Mas todos sabemos que ter um conselho nem sempre ajuda. Elizabeth Holmes, da Theranos, que foi recentemente condenada a 11 anos de prisão, tinha um conselho repleto de políticos mais velhos como Henry Kissinger e George Shultz, ex-secretários de Estado dos EUA, e Jim Mattis, ex-secretário de Defesa. Mesmo eles não questionaram a eficácia da tecnologia revolucionária da Theranos, que acabou sendo falsa.

O caso Disney

Em contraste, o conselho de administração da Disney parece ser um modelo de governança corporativa, com CEOs como Mary Barra, da GM, e Safra Catz, da Oracle, zelando pelos interesses dos acionistas. Mas a recente nomeação de Iger – e a forma como eles lidaram com a saída de seu sucessor escolhido a dedo, Bob Chapek – foi tão repentina que deixou as pessoas assustadas, dentro e fora da empresa.

A questão não é que os diretores discordaram de Chapek, que foi oficialmente demitido “sem justa causa”. Desde que assumiu o cargo de Iger em fevereiro de 2020, o CEO novato estava no comando enquanto a divisão de streaming da Disney registrava perdas crescentes. Além disso, ele supostamente não tinha o charme e o histórico de seu conhecido predecessor – agora de volta ao posto.

Será que Iger teria feito o mesmo que Chapek, colocando a Disney em maus lençóis com o governador da Flórida, Ron DeSantis, por supostamente apoiar o projeto de lei “Don’t Say Gay” (Não Diga Gay, em tradução livre)? Será que Iger, com sua boa relação com as celebridades, teria deixado Scarlett Johansson chegar ao ponto de processar a Viúva Negra? Ele teria demitido um amado chefe de TV, c?

..............................

TAREFAS E EXERCÍCIOS →
1/ Liste todas as empresas citadas pelo nome no trecho sobre conselhos de administração.
2/ Resuma em duas frases o trecho sobre conselhos de administração.

..............................

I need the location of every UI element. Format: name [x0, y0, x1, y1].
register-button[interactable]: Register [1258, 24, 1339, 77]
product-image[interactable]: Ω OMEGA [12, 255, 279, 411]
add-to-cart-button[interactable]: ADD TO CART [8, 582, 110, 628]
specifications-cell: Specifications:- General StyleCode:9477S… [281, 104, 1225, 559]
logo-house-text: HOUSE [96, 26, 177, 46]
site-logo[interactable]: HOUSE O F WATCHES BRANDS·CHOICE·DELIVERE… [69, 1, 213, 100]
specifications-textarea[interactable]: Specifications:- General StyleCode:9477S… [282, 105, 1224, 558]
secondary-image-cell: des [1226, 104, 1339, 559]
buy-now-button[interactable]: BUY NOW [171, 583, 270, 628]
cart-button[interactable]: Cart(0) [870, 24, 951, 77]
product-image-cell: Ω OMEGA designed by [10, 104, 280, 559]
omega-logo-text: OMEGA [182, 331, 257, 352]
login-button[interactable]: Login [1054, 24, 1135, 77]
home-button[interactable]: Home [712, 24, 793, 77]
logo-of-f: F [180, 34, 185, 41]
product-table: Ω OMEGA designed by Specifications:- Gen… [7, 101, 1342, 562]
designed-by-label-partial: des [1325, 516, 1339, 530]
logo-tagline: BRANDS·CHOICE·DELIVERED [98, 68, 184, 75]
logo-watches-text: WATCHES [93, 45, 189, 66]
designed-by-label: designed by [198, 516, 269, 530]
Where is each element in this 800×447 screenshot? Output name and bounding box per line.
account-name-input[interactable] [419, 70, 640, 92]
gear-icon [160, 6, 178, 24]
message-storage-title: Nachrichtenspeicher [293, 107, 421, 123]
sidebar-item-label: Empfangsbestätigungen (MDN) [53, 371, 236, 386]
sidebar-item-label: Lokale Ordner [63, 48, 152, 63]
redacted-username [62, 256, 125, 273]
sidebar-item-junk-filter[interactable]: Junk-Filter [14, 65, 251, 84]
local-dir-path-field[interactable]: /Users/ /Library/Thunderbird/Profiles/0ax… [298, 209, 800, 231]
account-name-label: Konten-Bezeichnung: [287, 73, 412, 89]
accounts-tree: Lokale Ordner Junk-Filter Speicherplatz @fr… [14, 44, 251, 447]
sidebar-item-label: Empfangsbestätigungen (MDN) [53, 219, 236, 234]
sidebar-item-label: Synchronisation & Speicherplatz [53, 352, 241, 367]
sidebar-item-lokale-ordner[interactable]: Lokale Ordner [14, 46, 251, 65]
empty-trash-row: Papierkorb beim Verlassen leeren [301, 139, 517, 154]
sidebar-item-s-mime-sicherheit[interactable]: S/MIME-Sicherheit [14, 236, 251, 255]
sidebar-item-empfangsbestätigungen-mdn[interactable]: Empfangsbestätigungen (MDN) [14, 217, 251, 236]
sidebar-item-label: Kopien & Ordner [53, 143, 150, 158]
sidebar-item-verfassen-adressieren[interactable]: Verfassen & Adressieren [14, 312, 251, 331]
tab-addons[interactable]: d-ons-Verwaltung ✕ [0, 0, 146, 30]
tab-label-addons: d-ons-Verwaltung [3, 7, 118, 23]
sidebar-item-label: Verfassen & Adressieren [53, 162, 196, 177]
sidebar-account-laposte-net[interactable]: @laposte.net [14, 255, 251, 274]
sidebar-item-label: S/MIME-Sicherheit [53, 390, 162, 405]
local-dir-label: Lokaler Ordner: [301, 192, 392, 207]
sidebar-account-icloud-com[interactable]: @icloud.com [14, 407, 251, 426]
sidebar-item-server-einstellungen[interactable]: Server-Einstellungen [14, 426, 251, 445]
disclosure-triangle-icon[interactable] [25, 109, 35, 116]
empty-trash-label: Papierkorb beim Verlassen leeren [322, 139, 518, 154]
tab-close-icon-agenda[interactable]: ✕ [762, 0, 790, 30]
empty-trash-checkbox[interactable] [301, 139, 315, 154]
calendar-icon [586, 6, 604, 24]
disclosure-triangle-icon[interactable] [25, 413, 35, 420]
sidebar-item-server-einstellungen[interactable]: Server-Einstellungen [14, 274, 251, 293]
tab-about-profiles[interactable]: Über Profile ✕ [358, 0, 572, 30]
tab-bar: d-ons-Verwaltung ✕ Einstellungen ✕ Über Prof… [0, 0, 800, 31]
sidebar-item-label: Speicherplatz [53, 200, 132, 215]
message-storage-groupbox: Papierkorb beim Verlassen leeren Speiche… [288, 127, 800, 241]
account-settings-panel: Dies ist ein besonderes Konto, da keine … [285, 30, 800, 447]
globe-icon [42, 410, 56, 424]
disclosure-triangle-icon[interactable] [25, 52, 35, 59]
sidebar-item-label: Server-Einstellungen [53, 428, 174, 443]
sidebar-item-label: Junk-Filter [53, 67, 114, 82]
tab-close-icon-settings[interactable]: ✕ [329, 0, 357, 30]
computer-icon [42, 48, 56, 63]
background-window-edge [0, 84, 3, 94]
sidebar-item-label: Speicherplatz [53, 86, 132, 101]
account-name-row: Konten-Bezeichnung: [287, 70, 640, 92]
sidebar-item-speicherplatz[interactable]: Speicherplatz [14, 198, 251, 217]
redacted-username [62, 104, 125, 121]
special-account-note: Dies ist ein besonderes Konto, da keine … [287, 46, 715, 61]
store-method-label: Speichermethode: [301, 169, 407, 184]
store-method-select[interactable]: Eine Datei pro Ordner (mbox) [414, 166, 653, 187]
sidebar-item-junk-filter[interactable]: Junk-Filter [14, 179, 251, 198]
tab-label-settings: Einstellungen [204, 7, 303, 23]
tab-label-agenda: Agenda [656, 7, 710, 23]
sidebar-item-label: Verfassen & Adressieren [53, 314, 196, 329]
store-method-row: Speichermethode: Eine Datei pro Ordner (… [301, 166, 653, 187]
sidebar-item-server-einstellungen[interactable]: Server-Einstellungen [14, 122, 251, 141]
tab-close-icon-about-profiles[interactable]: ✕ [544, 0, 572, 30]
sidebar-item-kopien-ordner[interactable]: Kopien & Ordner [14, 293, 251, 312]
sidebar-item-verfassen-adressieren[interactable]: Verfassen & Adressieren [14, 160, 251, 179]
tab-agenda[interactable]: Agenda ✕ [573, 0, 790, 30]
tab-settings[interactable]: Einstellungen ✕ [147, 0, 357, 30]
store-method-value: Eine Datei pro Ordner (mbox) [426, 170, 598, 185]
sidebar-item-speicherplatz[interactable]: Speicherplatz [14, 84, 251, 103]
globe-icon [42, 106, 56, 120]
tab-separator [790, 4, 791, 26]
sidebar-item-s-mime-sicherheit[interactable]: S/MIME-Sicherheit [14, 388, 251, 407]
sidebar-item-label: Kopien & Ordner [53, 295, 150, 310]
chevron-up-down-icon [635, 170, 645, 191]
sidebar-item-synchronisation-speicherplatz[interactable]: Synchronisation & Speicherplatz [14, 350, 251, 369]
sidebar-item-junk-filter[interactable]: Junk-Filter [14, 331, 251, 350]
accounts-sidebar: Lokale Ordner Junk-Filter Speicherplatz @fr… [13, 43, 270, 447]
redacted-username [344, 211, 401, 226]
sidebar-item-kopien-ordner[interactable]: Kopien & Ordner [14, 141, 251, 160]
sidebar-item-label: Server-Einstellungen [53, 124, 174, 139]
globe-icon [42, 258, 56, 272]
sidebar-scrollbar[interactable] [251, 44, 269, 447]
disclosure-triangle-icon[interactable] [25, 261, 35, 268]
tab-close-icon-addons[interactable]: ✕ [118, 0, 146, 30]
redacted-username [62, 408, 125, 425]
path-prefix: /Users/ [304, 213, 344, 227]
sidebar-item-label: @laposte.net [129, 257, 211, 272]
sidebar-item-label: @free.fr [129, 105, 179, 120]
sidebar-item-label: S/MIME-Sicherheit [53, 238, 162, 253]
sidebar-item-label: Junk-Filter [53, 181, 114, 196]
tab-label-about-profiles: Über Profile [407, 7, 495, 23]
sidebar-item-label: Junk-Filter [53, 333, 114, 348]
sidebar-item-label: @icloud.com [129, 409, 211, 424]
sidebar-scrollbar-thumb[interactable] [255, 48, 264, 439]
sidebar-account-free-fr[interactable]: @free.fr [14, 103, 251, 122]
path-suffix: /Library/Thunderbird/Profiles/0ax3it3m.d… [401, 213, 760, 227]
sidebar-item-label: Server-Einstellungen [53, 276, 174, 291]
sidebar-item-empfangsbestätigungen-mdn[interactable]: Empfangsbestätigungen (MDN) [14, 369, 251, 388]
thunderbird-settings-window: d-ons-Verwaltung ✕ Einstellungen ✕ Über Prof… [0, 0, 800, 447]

..............................

RESPOSTAS POR TAREFA →
1/ Theranos, Disney, GM e Oracle.

2/ Ter um conselho nem sempre ajuda: o da Theranos, formado por políticos experientes, não questionou uma tecnologia que acabou sendo falsa. Já o conselho da Disney parece um modelo de governança, mas a nomeação repentina de Iger e a saída de Bob Chapek, demitido enquanto a divisão de streaming registrava perdas crescentes, assustaram pessoas dentro e fora da empresa.